## What to produce
Set down each entry exactly as given; pictures should not appear in the copy.

(Saved data entries)
· · · ·

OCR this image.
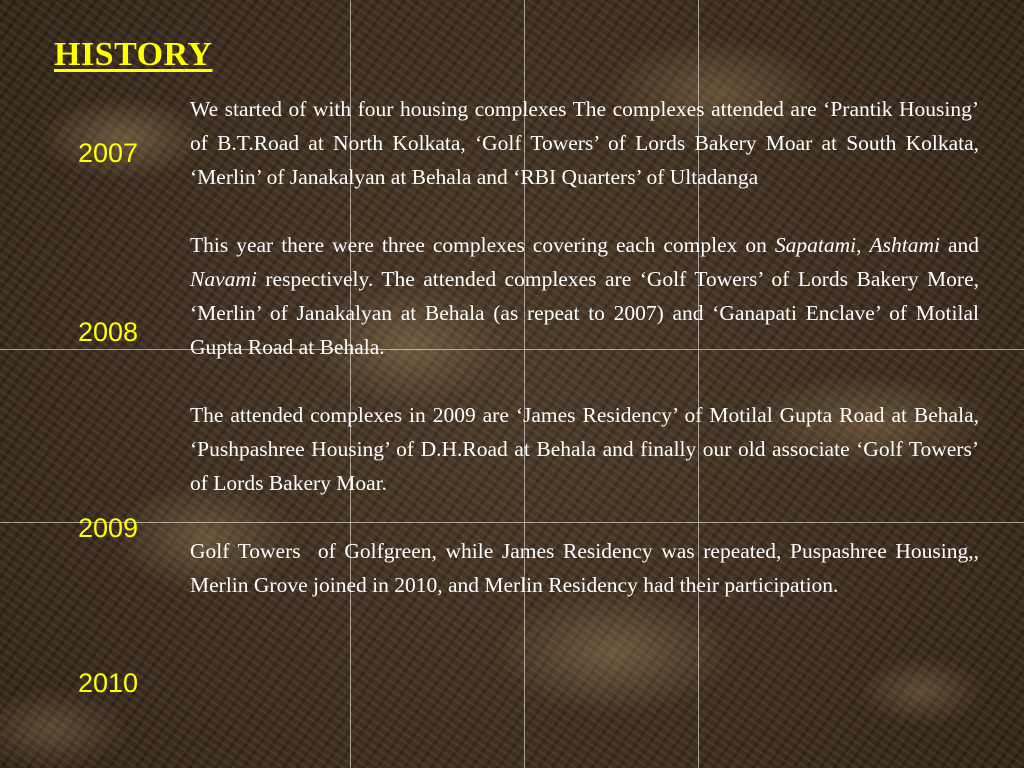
HISTORY
2007
2008
2009
2010

We started of with four housing complexes The complexes attended are ‘Prantik Housing’ of B.T.Road at North Kolkata, ‘Golf Towers’ of Lords Bakery Moar at South Kolkata, ‘Merlin’ of Janakalyan at Behala and ‘RBI Quarters’ of Ultadanga

This year there were three complexes covering each complex on Sapatami, Ashtami and Navami respectively. The attended complexes are ‘Golf Towers’ of Lords Bakery More, ‘Merlin’ of Janakalyan at Behala (as repeat to 2007) and ‘Ganapati Enclave’ of Motilal Gupta Road at Behala.

The attended complexes in 2009 are ‘James Residency’ of Motilal Gupta Road at Behala, ‘Pushpashree Housing’ of D.H.Road at Behala and finally our old associate ‘Golf Towers’ of Lords Bakery Moar.

Golf Towers  of Golfgreen, while James Residency was repeated, Puspashree Housing,, Merlin Grove joined in 2010, and Merlin Residency had their participation.
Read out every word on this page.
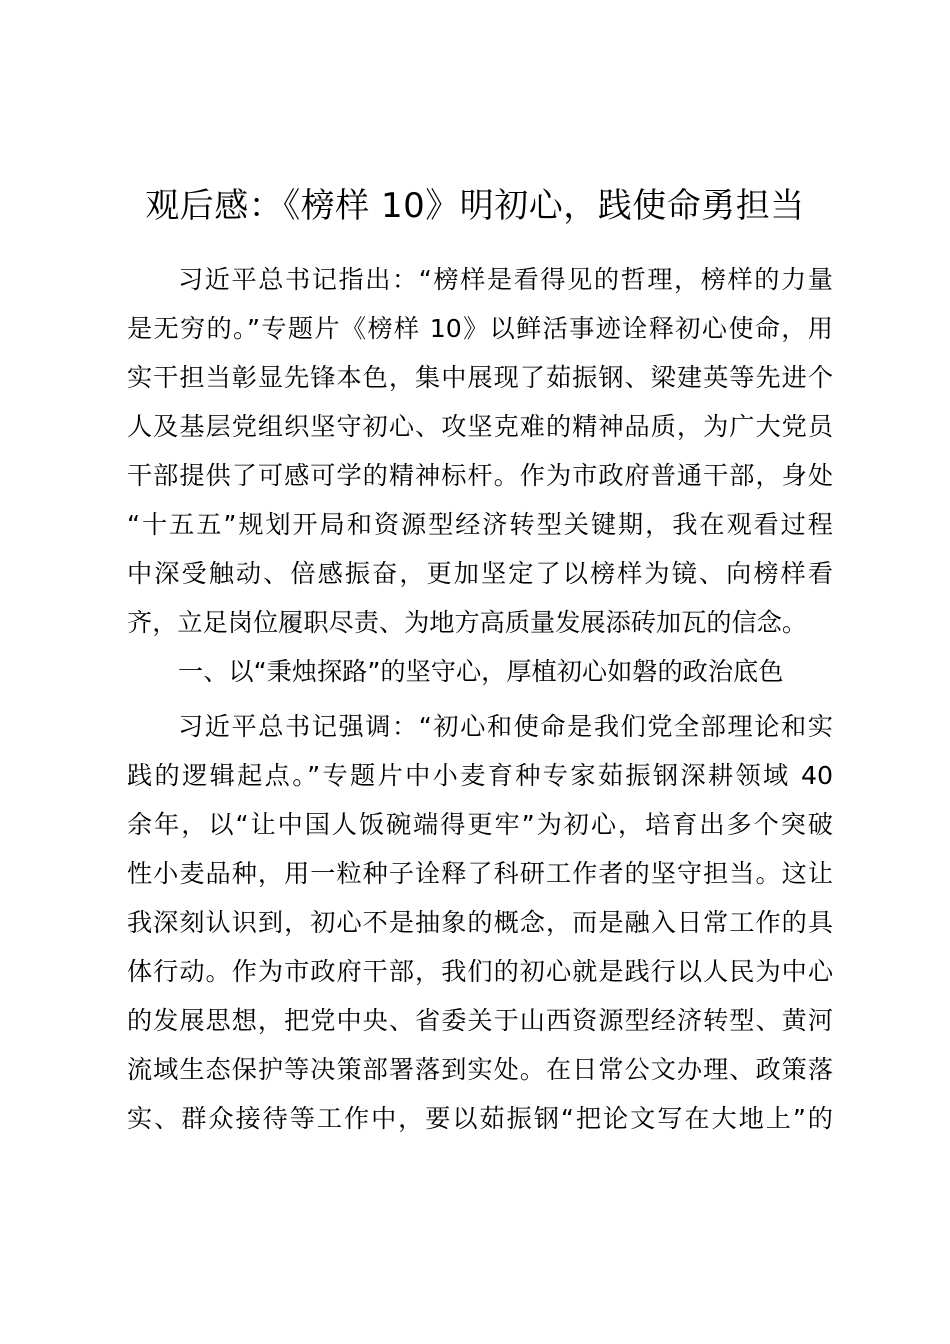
观后感：《榜样 10》明初心，践使命勇担当
习近平总书记指出：“榜样是看得见的哲理，榜样的力量
是无穷的。”专题片《榜样 10》以鲜活事迹诠释初心使命，用
实干担当彰显先锋本色，集中展现了茹振钢、梁建英等先进个
人及基层党组织坚守初心、攻坚克难的精神品质，为广大党员
干部提供了可感可学的精神标杆。作为市政府普通干部，身处
“十五五”规划开局和资源型经济转型关键期，我在观看过程
中深受触动、倍感振奋，更加坚定了以榜样为镜、向榜样看
齐，立足岗位履职尽责、为地方高质量发展添砖加瓦的信念。
一、以“秉烛探路”的坚守心，厚植初心如磐的政治底色
习近平总书记强调：“初心和使命是我们党全部理论和实
践的逻辑起点。”专题片中小麦育种专家茹振钢深耕领域 40
余年，以“让中国人饭碗端得更牢”为初心，培育出多个突破
性小麦品种，用一粒种子诠释了科研工作者的坚守担当。这让
我深刻认识到，初心不是抽象的概念，而是融入日常工作的具
体行动。作为市政府干部，我们的初心就是践行以人民为中心
的发展思想，把党中央、省委关于山西资源型经济转型、黄河
流域生态保护等决策部署落到实处。在日常公文办理、政策落
实、群众接待等工作中，要以茹振钢“把论文写在大地上”的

· · · ·

## The solution
OCR this image.
HISTORY
2007
2008
2009
2010

We started of with four housing complexes The complexes attended are ‘Prantik Housing’ of B.T.Road at North Kolkata, ‘Golf Towers’ of Lords Bakery Moar at South Kolkata, ‘Merlin’ of Janakalyan at Behala and ‘RBI Quarters’ of Ultadanga

This year there were three complexes covering each complex on Sapatami, Ashtami and Navami respectively. The attended complexes are ‘Golf Towers’ of Lords Bakery More, ‘Merlin’ of Janakalyan at Behala (as repeat to 2007) and ‘Ganapati Enclave’ of Motilal Gupta Road at Behala.

The attended complexes in 2009 are ‘James Residency’ of Motilal Gupta Road at Behala, ‘Pushpashree Housing’ of D.H.Road at Behala and finally our old associate ‘Golf Towers’ of Lords Bakery Moar.

Golf Towers  of Golfgreen, while James Residency was repeated, Puspashree Housing,, Merlin Grove joined in 2010, and Merlin Residency had their participation.
Read out every word on this page.
观后感：《榜样 10》明初心，践使命勇担当
习近平总书记指出：“榜样是看得见的哲理，榜样的力量
是无穷的。”专题片《榜样 10》以鲜活事迹诠释初心使命，用
实干担当彰显先锋本色，集中展现了茹振钢、梁建英等先进个
人及基层党组织坚守初心、攻坚克难的精神品质，为广大党员
干部提供了可感可学的精神标杆。作为市政府普通干部，身处
“十五五”规划开局和资源型经济转型关键期，我在观看过程
中深受触动、倍感振奋，更加坚定了以榜样为镜、向榜样看
齐，立足岗位履职尽责、为地方高质量发展添砖加瓦的信念。
一、以“秉烛探路”的坚守心，厚植初心如磐的政治底色
习近平总书记强调：“初心和使命是我们党全部理论和实
践的逻辑起点。”专题片中小麦育种专家茹振钢深耕领域 40
余年，以“让中国人饭碗端得更牢”为初心，培育出多个突破
性小麦品种，用一粒种子诠释了科研工作者的坚守担当。这让
我深刻认识到，初心不是抽象的概念，而是融入日常工作的具
体行动。作为市政府干部，我们的初心就是践行以人民为中心
的发展思想，把党中央、省委关于山西资源型经济转型、黄河
流域生态保护等决策部署落到实处。在日常公文办理、政策落
实、群众接待等工作中，要以茹振钢“把论文写在大地上”的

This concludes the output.